**Goal of the exercise**
Every entry below must appear again, exactly as written.

**** Record extracts

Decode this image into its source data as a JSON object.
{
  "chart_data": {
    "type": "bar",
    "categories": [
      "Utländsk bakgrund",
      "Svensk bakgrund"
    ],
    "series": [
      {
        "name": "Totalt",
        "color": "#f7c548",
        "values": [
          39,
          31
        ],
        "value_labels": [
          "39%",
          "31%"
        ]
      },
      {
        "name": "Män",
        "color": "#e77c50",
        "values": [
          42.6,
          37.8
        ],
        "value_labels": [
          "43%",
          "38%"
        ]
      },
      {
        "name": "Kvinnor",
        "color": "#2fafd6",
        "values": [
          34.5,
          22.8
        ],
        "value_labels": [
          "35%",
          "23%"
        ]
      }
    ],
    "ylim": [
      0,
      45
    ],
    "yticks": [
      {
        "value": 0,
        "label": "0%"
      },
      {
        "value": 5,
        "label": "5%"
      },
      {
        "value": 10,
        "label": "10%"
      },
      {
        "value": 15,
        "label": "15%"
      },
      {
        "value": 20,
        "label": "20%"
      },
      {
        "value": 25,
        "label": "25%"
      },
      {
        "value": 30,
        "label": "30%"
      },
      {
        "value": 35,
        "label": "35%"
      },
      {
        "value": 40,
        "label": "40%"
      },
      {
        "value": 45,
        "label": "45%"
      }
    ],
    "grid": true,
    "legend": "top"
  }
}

********

**Reply to the exercise**
Decode this image into its source data as a JSON object.
{
  "chart_data": {
    "type": "bar",
    "categories": [
      "Utländsk bakgrund",
      "Svensk bakgrund"
    ],
    "series": [
      {
        "name": "Totalt",
        "color": "#f7c548",
        "values": [
          39,
          31
        ],
        "value_labels": [
          "39%",
          "31%"
        ]
      },
      {
        "name": "Män",
        "color": "#e77c50",
        "values": [
          42.6,
          37.8
        ],
        "value_labels": [
          "43%",
          "38%"
        ]
      },
      {
        "name": "Kvinnor",
        "color": "#2fafd6",
        "values": [
          34.5,
          22.8
        ],
        "value_labels": [
          "35%",
          "23%"
        ]
      }
    ],
    "ylim": [
      0,
      45
    ],
    "yticks": [
      {
        "value": 0,
        "label": "0%"
      },
      {
        "value": 5,
        "label": "5%"
      },
      {
        "value": 10,
        "label": "10%"
      },
      {
        "value": 15,
        "label": "15%"
      },
      {
        "value": 20,
        "label": "20%"
      },
      {
        "value": 25,
        "label": "25%"
      },
      {
        "value": 30,
        "label": "30%"
      },
      {
        "value": 35,
        "label": "35%"
      },
      {
        "value": 40,
        "label": "40%"
      },
      {
        "value": 45,
        "label": "45%"
      }
    ],
    "grid": true,
    "legend": "top"
  }
}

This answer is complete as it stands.